What the task asks: Wherever a line in the records below contains "least", copy that line.

Information provided:
•••

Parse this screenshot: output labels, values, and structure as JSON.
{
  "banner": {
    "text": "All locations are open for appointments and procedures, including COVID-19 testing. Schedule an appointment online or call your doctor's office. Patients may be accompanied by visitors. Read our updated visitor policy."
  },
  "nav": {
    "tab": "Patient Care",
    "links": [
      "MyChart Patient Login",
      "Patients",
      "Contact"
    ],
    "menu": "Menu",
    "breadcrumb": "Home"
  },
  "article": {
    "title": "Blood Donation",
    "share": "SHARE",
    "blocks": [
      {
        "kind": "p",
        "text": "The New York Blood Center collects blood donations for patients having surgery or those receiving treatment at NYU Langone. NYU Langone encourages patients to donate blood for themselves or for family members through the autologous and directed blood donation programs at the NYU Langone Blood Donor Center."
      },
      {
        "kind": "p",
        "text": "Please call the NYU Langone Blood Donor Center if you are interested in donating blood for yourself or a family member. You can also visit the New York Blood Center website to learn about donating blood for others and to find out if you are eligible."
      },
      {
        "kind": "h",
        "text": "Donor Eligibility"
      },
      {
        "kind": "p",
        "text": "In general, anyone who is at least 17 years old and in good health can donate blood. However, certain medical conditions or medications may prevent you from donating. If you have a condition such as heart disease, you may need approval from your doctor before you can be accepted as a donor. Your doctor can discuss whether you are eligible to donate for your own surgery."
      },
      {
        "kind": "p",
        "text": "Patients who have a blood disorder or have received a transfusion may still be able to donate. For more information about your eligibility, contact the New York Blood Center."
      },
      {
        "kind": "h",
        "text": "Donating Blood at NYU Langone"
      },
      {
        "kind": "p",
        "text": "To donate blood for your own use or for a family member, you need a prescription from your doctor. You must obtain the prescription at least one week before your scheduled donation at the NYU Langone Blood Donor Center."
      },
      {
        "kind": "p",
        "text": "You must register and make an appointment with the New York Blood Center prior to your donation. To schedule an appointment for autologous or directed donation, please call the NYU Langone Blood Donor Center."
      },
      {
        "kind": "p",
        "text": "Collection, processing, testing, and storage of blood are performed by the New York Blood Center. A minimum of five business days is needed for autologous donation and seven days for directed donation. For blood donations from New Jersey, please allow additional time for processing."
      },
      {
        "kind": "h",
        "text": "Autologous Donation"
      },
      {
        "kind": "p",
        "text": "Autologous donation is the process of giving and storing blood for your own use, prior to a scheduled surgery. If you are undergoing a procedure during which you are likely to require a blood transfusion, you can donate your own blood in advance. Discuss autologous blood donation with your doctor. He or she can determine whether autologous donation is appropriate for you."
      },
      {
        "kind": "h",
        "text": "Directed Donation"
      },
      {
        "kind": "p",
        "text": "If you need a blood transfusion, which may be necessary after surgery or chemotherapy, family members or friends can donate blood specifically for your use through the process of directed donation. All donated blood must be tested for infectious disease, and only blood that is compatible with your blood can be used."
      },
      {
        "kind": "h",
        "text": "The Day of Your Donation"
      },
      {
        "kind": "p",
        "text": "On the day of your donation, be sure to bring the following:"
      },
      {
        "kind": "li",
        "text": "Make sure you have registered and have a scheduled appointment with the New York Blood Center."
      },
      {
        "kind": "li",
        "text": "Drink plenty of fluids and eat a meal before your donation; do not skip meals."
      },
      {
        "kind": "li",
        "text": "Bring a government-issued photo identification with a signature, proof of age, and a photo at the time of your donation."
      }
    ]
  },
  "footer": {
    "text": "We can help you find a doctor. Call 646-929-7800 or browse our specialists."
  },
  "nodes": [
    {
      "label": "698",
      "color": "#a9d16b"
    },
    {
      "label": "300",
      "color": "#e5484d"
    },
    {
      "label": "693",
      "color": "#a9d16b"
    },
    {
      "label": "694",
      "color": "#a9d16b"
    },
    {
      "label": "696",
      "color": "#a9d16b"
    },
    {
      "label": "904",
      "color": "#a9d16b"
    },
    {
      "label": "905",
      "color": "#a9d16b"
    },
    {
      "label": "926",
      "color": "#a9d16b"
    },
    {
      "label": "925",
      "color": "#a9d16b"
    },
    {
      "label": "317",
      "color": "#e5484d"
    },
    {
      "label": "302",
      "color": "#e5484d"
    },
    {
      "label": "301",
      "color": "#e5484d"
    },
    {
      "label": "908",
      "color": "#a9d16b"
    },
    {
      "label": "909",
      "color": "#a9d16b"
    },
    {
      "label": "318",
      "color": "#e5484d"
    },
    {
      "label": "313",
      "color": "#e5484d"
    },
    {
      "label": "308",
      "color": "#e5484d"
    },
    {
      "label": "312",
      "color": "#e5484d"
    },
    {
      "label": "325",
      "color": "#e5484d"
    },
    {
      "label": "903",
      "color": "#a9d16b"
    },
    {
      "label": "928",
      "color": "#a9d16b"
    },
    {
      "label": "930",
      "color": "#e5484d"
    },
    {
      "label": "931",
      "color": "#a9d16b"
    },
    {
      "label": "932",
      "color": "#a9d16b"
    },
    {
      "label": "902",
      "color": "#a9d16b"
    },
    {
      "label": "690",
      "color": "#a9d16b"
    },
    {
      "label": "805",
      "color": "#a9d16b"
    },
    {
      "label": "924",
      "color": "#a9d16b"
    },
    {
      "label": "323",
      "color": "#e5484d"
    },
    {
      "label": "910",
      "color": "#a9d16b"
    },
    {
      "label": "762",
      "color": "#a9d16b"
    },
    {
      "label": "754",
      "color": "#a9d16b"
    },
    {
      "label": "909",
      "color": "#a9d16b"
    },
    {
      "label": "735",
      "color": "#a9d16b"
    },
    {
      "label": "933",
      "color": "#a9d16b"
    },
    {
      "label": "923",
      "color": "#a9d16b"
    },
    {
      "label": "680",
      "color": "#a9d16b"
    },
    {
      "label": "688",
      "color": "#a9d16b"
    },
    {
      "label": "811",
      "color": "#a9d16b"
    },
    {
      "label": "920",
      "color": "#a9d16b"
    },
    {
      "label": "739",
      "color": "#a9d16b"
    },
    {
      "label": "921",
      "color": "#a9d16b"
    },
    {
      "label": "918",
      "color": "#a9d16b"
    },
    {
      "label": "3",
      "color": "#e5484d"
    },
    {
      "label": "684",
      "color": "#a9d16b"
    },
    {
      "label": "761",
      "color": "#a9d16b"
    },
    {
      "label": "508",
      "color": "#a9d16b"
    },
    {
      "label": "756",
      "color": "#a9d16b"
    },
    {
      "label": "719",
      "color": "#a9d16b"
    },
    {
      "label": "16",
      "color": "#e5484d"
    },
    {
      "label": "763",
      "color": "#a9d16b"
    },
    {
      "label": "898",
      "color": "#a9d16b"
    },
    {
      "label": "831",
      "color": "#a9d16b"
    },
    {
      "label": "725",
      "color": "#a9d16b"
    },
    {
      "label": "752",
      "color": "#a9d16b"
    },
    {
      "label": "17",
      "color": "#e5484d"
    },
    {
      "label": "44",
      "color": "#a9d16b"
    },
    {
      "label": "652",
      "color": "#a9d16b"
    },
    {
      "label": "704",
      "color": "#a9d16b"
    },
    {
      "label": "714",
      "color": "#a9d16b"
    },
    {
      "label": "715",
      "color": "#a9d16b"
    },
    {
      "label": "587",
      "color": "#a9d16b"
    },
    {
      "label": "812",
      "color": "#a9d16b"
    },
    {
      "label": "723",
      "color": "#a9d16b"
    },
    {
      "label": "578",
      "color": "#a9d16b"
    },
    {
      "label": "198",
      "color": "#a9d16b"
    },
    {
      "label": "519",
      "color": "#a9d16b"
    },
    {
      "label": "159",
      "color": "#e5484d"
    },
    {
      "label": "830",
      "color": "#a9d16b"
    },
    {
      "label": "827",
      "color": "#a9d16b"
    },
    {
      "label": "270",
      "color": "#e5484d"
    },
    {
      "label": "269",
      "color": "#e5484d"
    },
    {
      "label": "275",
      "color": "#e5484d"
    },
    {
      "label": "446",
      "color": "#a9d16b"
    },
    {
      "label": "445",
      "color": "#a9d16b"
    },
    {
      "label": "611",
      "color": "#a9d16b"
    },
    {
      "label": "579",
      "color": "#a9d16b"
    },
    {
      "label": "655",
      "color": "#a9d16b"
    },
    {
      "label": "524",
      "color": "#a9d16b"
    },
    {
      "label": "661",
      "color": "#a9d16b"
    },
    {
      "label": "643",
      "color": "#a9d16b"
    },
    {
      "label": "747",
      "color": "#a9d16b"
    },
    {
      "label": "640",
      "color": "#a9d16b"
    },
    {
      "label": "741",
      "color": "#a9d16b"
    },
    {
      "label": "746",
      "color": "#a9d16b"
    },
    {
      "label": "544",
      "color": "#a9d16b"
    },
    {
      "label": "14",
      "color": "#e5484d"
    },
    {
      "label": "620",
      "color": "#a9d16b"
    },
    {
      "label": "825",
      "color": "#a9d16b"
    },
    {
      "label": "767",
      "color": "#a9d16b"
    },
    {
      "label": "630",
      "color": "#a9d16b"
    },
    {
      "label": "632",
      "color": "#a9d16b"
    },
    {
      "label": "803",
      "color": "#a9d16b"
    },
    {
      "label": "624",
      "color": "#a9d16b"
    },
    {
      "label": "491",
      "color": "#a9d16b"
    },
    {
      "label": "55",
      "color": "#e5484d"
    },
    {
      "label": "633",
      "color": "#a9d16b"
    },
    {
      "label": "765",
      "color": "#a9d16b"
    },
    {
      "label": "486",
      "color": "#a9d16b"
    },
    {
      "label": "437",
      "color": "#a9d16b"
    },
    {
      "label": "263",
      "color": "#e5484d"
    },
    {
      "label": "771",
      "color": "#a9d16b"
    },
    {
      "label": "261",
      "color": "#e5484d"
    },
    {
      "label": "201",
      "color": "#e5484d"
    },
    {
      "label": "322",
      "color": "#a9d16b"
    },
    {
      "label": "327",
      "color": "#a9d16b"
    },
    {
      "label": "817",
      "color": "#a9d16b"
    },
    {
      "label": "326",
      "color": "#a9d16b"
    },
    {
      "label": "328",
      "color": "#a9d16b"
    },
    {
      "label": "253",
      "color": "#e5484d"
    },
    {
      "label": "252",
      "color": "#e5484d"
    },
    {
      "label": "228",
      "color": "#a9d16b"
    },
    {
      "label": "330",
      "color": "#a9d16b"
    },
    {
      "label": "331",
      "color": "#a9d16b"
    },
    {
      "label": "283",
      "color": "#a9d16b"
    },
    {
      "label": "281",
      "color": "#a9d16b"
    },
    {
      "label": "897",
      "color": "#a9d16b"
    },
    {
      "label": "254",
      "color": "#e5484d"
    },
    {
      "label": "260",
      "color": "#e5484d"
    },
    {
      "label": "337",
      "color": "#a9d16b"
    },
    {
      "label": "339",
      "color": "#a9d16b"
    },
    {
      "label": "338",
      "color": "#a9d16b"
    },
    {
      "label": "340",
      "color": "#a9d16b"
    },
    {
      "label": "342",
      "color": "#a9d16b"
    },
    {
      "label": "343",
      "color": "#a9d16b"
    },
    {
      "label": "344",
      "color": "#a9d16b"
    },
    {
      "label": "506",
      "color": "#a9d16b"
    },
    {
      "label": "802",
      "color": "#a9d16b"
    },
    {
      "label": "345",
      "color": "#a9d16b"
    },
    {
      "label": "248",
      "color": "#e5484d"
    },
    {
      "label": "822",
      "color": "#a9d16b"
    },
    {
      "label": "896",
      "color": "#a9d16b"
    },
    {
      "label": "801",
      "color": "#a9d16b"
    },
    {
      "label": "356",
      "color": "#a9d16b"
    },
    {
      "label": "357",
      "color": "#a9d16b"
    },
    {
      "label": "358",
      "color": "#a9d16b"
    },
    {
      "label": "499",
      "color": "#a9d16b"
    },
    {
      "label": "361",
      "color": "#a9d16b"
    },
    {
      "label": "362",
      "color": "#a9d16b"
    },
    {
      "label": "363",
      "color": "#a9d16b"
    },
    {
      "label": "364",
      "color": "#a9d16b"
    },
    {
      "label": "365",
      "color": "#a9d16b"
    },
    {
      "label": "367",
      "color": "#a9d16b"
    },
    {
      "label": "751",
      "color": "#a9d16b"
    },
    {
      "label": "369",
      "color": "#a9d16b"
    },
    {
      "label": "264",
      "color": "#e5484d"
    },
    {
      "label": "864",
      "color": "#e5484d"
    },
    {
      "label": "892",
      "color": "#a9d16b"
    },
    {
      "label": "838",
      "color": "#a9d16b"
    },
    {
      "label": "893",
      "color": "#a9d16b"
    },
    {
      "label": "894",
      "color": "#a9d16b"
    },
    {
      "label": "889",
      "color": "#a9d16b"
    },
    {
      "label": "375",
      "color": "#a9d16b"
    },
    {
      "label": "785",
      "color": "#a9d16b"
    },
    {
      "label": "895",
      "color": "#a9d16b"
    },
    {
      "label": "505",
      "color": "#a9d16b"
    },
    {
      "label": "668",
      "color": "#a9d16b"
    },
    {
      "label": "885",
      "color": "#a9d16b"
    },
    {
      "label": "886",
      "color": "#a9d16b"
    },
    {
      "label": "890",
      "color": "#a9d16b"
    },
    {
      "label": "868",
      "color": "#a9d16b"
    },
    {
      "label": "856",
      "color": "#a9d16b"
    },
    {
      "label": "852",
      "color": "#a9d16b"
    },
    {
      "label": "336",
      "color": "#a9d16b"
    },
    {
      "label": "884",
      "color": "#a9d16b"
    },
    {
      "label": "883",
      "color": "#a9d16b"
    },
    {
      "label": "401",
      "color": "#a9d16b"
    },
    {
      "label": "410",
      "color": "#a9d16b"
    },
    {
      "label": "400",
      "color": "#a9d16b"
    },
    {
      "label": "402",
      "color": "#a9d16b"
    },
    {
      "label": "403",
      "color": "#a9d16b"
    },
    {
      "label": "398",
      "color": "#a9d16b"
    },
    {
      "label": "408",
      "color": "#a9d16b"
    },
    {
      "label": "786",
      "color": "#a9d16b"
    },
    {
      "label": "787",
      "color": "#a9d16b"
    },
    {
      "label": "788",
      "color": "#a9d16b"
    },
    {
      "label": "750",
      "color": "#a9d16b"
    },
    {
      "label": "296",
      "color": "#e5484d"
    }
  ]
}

•••

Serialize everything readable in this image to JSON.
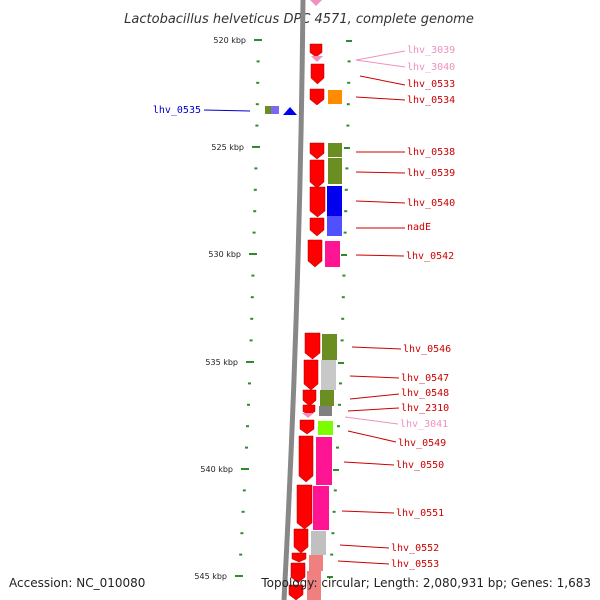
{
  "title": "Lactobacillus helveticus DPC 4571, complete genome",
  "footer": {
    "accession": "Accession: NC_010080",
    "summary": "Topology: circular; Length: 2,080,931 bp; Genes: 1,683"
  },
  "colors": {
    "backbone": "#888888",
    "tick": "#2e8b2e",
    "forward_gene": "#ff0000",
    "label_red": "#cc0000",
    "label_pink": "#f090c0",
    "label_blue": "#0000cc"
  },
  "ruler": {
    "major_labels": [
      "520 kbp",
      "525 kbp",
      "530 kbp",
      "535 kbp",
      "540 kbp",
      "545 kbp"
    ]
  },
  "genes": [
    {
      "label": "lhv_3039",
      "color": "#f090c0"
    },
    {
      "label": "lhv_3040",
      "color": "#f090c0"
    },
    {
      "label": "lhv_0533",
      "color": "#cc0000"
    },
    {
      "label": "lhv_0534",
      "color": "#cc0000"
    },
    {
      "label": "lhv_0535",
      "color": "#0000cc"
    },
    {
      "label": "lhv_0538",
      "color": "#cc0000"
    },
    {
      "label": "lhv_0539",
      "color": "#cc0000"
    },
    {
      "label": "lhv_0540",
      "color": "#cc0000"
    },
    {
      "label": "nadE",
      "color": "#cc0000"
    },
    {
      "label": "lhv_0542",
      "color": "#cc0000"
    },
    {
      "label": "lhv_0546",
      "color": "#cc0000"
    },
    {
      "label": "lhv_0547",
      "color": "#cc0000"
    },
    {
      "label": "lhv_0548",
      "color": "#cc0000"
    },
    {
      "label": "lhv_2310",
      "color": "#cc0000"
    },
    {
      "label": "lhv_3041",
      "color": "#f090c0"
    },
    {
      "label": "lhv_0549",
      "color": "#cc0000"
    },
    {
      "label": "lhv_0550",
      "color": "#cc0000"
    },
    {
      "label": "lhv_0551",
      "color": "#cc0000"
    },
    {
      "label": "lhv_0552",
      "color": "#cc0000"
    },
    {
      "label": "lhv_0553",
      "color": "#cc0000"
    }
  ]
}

•••

Solution:
        "text": "In general, anyone who is at least 17 years old and in good health can donate blood. However, certain medical conditions or medications may prevent you from donating. If you have a condition such as heart disease, you may need approval from your doctor before you can be accepted as a donor. Your doctor can discuss whether you are eligible to donate for your own surgery."
        "text": "To donate blood for your own use or for a family member, you need a prescription from your doctor. You must obtain the prescription at least one week before your scheduled donation at the NYU Langone Blood Donor Center."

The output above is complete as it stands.